____ Material provided

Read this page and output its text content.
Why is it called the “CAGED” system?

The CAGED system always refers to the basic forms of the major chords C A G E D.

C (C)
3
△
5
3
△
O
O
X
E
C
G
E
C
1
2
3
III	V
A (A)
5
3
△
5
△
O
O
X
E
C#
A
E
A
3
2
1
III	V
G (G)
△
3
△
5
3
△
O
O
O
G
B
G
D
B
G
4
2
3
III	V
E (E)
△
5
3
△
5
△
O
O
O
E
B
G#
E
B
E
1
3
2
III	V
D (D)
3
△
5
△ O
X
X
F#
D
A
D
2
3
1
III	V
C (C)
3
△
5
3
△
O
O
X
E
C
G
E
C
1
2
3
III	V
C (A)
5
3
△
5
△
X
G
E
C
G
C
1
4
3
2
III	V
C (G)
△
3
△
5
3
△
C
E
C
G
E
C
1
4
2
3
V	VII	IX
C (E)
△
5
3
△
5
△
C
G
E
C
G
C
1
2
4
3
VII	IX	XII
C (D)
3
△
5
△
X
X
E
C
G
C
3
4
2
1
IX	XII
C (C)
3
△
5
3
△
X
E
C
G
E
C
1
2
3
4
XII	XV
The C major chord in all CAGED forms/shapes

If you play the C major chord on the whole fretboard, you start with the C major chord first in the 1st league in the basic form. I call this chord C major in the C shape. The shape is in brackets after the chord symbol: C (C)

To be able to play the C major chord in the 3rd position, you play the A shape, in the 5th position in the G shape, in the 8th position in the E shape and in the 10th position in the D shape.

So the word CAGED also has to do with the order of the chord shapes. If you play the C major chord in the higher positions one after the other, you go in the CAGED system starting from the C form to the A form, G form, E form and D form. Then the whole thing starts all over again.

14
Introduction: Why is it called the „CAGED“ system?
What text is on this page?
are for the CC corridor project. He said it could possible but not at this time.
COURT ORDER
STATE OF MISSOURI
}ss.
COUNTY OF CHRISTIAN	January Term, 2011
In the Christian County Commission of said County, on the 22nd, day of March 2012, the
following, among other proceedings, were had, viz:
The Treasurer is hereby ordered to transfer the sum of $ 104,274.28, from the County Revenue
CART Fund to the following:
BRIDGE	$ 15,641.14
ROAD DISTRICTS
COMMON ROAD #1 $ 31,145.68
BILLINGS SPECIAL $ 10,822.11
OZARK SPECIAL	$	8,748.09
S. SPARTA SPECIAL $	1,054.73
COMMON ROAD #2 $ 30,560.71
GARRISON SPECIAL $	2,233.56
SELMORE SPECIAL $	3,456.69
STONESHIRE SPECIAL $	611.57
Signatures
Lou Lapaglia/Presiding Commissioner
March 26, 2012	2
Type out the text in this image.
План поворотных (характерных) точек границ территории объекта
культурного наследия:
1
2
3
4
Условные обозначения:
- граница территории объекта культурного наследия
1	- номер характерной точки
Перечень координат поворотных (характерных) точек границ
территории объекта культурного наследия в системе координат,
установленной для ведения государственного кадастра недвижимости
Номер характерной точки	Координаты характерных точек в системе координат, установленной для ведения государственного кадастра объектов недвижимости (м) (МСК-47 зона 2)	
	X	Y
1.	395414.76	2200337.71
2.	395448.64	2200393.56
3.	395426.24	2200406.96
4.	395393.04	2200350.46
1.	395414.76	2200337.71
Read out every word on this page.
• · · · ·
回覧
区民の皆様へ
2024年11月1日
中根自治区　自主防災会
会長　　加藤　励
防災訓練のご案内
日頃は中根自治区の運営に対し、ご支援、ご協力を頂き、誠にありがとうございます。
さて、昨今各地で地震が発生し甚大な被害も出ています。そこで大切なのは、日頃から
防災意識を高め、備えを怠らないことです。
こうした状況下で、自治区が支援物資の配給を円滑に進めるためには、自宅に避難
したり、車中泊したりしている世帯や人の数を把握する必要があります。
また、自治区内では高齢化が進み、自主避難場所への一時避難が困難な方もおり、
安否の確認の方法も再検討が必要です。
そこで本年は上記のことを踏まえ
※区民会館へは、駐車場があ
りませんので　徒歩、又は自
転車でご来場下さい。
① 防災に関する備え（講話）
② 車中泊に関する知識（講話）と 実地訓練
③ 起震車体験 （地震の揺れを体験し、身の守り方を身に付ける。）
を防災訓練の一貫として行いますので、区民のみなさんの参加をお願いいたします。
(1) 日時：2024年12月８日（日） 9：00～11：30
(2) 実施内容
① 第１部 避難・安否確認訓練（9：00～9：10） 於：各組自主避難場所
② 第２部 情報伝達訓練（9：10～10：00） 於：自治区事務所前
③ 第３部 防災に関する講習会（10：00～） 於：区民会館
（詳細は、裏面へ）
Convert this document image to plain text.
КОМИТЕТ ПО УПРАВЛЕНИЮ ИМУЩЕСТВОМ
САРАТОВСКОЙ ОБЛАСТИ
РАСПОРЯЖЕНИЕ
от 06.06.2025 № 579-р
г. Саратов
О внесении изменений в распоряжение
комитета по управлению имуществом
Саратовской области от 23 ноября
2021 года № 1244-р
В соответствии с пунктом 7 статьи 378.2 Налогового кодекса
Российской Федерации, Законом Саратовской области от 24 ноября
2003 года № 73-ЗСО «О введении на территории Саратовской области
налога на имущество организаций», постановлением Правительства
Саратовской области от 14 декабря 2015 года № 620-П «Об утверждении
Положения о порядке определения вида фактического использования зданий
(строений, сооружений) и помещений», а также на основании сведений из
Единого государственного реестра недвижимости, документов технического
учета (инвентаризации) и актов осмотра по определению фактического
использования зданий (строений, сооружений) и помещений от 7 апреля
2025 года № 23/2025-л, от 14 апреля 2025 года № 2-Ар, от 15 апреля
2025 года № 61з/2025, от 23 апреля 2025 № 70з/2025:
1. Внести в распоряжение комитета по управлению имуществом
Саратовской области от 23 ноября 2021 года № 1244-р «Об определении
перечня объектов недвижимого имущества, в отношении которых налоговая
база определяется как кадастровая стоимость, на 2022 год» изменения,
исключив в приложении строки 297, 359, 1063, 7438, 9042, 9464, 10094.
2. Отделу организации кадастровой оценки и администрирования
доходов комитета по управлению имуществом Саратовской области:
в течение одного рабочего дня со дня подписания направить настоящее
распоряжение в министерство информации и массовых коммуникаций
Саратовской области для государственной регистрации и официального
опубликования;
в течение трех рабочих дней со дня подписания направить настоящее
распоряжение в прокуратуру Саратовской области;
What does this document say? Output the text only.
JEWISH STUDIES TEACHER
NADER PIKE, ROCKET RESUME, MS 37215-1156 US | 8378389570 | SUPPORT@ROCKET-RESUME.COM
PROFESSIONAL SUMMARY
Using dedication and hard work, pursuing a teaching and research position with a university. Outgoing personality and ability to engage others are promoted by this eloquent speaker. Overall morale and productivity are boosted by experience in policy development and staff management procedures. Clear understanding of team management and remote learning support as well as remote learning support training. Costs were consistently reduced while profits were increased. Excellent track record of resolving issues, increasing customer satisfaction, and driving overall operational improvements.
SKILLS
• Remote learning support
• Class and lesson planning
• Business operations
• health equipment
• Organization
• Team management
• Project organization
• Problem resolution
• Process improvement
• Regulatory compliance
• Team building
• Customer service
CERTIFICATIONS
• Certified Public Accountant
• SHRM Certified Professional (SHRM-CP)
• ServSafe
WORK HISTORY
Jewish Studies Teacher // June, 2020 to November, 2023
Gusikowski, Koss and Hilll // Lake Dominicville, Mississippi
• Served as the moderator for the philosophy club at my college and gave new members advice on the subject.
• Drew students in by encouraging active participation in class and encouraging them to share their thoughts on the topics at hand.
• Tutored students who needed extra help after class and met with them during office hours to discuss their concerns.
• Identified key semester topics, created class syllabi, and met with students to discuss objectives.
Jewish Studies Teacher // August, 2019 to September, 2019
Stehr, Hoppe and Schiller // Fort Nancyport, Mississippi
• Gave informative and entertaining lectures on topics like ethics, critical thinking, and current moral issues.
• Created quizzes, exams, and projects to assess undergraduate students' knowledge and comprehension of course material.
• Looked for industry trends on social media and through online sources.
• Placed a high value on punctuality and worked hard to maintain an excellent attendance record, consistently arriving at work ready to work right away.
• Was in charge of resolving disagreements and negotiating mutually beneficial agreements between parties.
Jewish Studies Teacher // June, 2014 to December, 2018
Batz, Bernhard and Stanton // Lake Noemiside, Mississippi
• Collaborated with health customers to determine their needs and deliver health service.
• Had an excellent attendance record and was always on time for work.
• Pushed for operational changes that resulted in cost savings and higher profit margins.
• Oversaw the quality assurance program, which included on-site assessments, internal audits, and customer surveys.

________

▶ _Problem requirements_: Scan the material line by line and report each one that contains "image".

▶ _The solution_:
Type out the text in this image.
Convert this document image to plain text.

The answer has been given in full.